# [What you are asked to do]
Gather every line that includes the word "Street", please.

# [Provided entries]
· · · · ·
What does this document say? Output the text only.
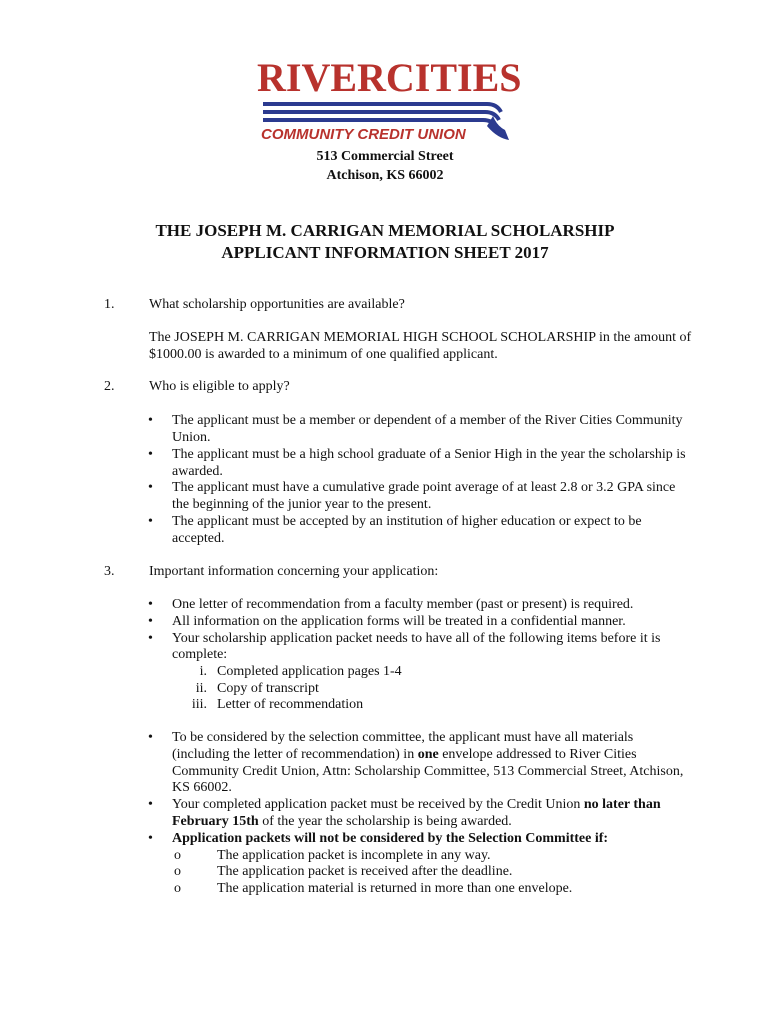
RIVERCITIES
COMMUNITY CREDIT UNION
513 Commercial Street
Atchison, KS 66002
THE JOSEPH M. CARRIGAN MEMORIAL SCHOLARSHIP
APPLICANT INFORMATION SHEET 2017
1. What scholarship opportunities are available?
The JOSEPH M. CARRIGAN MEMORIAL HIGH SCHOOL SCHOLARSHIP in the amount of
$1000.00 is awarded to a minimum of one qualified applicant.
2. Who is eligible to apply?
• The applicant must be a member or dependent of a member of the River Cities Community
Union.
• The applicant must be a high school graduate of a Senior High in the year the scholarship is
awarded.
• The applicant must have a cumulative grade point average of at least 2.8 or 3.2 GPA since
the beginning of the junior year to the present.
• The applicant must be accepted by an institution of higher education or expect to be
accepted.
3. Important information concerning your application:
• One letter of recommendation from a faculty member (past or present) is required.
• All information on the application forms will be treated in a confidential manner.
• Your scholarship application packet needs to have all of the following items before it is
complete:
i. Completed application pages 1-4
ii. Copy of transcript
iii. Letter of recommendation
• To be considered by the selection committee, the applicant must have all materials
(including the letter of recommendation) in one envelope addressed to River Cities
Community Credit Union, Attn: Scholarship Committee, 513 Commercial Street, Atchison,
KS 66002.
• Your completed application packet must be received by the Credit Union no later than
February 15th of the year the scholarship is being awarded.
• Application packets will not be considered by the Selection Committee if:
o	The application packet is incomplete in any way.
o	The application packet is received after the deadline.
o	The application material is returned in more than one envelope.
· · · · ·
# [Answer to this exercise]
513 Commercial Street
Community Credit Union, Attn: Scholarship Committee, 513 Commercial Street, Atchison,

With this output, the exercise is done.